▶ [SHORT PROBLEM]:
Extract, word for word, each line from the line holding "Type out the text in this image." through the end of the records. Omit every picture.

▶ [MATERIAL SHOWN]:
▬▬▬
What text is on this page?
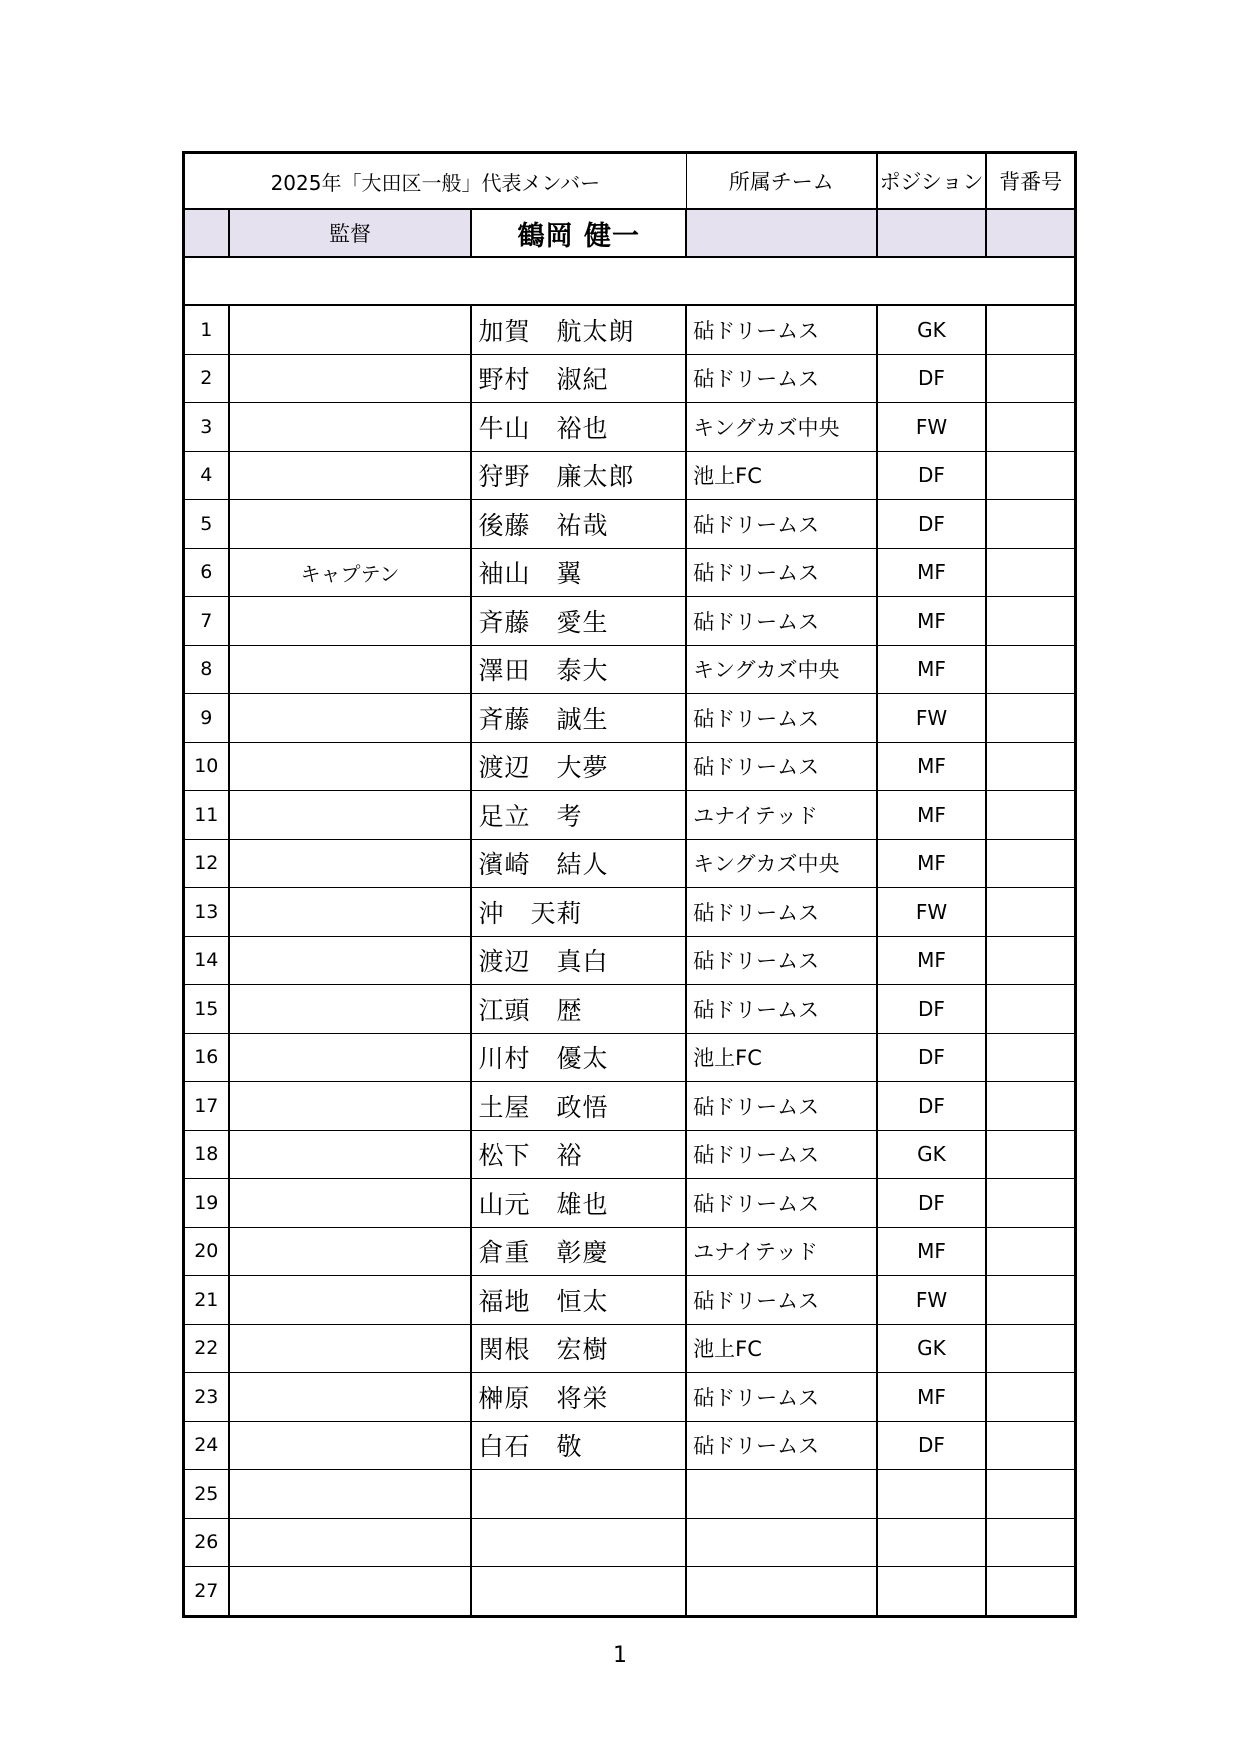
2025年「大田区一般」代表メンバー			所属チーム	ポジション	背番号
	監督	鶴岡 健一			

1		加賀　航太朗	砧ドリームス	GK	
2		野村　淑紀	砧ドリームス	DF	
3		牛山　裕也	キングカズ中央	FW	
4		狩野　廉太郎	池上FC	DF	
5		後藤　祐哉	砧ドリームス	DF	
6	キャプテン	袖山　翼	砧ドリームス	MF	
7		斉藤　愛生	砧ドリームス	MF	
8		澤田　泰大	キングカズ中央	MF	
9		斉藤　誠生	砧ドリームス	FW	
10		渡辺　大夢	砧ドリームス	MF	
11		足立　考	ユナイテッド	MF	
12		濱崎　結人	キングカズ中央	MF	
13		沖　天莉	砧ドリームス	FW	
14		渡辺　真白	砧ドリームス	MF	
15		江頭　歴	砧ドリームス	DF	
16		川村　優太	池上FC	DF	
17		土屋　政悟	砧ドリームス	DF	
18		松下　裕	砧ドリームス	GK	
19		山元　雄也	砧ドリームス	DF	
20		倉重　彰慶	ユナイテッド	MF	
21		福地　恒太	砧ドリームス	FW	
22		関根　宏樹	池上FC	GK	
23		榊原　将栄	砧ドリームス	MF	
24		白石　敬	砧ドリームス	DF	
25					
26					
27					
1
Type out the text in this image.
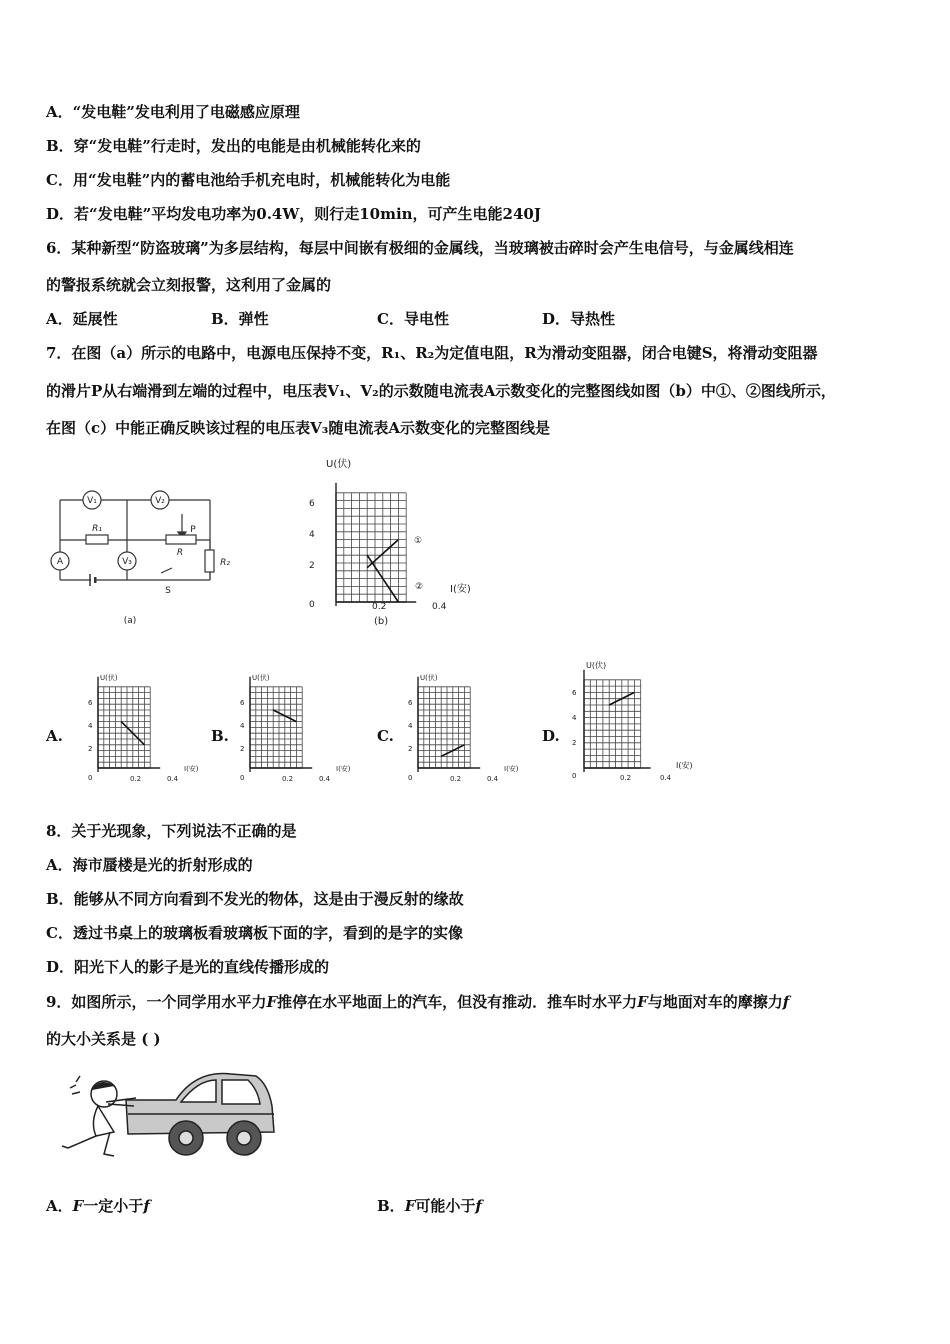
A．“发电鞋”发电利用了电磁感应原理
B．穿“发电鞋”行走时，发出的电能是由机械能转化来的
C．用“发电鞋”内的蓄电池给手机充电时，机械能转化为电能
D．若“发电鞋”平均发电功率为0.4W，则行走10min，可产生电能240J
6．某种新型“防盗玻璃”为多层结构，每层中间嵌有极细的金属线，当玻璃被击碎时会产生电信号，与金属线相连
的警报系统就会立刻报警，这利用了金属的
A．延展性	B．弹性	C．导电性	D．导热性
7．在图（a）所示的电路中，电源电压保持不变，R₁、R₂为定值电阻，R为滑动变阻器，闭合电键S，将滑动变阻器
的滑片P从右端滑到左端的过程中，电压表V₁、V₂的示数随电流表A示数变化的完整图线如图（b）中①、②图线所示，
在图（c）中能正确反映该过程的电压表V₃随电流表A示数变化的完整图线是
V₁	V₂
V₃
A
R₁
R
R₂
P
S
(a)
U(伏)
I(安)
6
4
2
0	0.2	0.4
①
②
(b)
A.
U(伏)
I(安)
6
4
2
0	0.2	0.4
B.
U(伏)
I(安)
6
4
2
0	0.2	0.4
C.
U(伏)
I(安)
6
4
2
0	0.2	0.4
D.
U(伏)
I(安)
6
4
2
0	0.2	0.4
8．关于光现象，下列说法不正确的是
A．海市蜃楼是光的折射形成的
B．能够从不同方向看到不发光的物体，这是由于漫反射的缘故
C．透过书桌上的玻璃板看玻璃板下面的字，看到的是字的实像
D．阳光下人的影子是光的直线传播形成的
9．如图所示，一个同学用水平力F推停在水平地面上的汽车，但没有推动．推车时水平力F与地面对车的摩擦力f
的大小关系是 ( )
A．F一定小于f	B．F可能小于f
▬▬▬
▶ [WRITTEN SOLUTION]:
Type out the text in this image.
A．“发电鞋”发电利用了电磁感应原理
B．穿“发电鞋”行走时，发出的电能是由机械能转化来的
C．用“发电鞋”内的蓄电池给手机充电时，机械能转化为电能
D．若“发电鞋”平均发电功率为0.4W，则行走10min，可产生电能240J
6．某种新型“防盗玻璃”为多层结构，每层中间嵌有极细的金属线，当玻璃被击碎时会产生电信号，与金属线相连
的警报系统就会立刻报警，这利用了金属的
A．延展性	B．弹性	C．导电性	D．导热性
7．在图（a）所示的电路中，电源电压保持不变，R₁、R₂为定值电阻，R为滑动变阻器，闭合电键S，将滑动变阻器
的滑片P从右端滑到左端的过程中，电压表V₁、V₂的示数随电流表A示数变化的完整图线如图（b）中①、②图线所示，
在图（c）中能正确反映该过程的电压表V₃随电流表A示数变化的完整图线是
V₁	V₂
V₃
A
R₁
R
R₂
P
S
(a)
U(伏)
I(安)
6
4
2
0	0.2	0.4
①
②
(b)
A.
U(伏)
I(安)
6
4
2
0	0.2	0.4
B.
U(伏)
I(安)
6
4
2
0	0.2	0.4
C.
U(伏)
I(安)
6
4
2
0	0.2	0.4
D.
U(伏)
I(安)
6
4
2
0	0.2	0.4
8．关于光现象，下列说法不正确的是
A．海市蜃楼是光的折射形成的
B．能够从不同方向看到不发光的物体，这是由于漫反射的缘故
C．透过书桌上的玻璃板看玻璃板下面的字，看到的是字的实像
D．阳光下人的影子是光的直线传播形成的
9．如图所示，一个同学用水平力F推停在水平地面上的汽车，但没有推动．推车时水平力F与地面对车的摩擦力f
的大小关系是 ( )
A．F一定小于f	B．F可能小于f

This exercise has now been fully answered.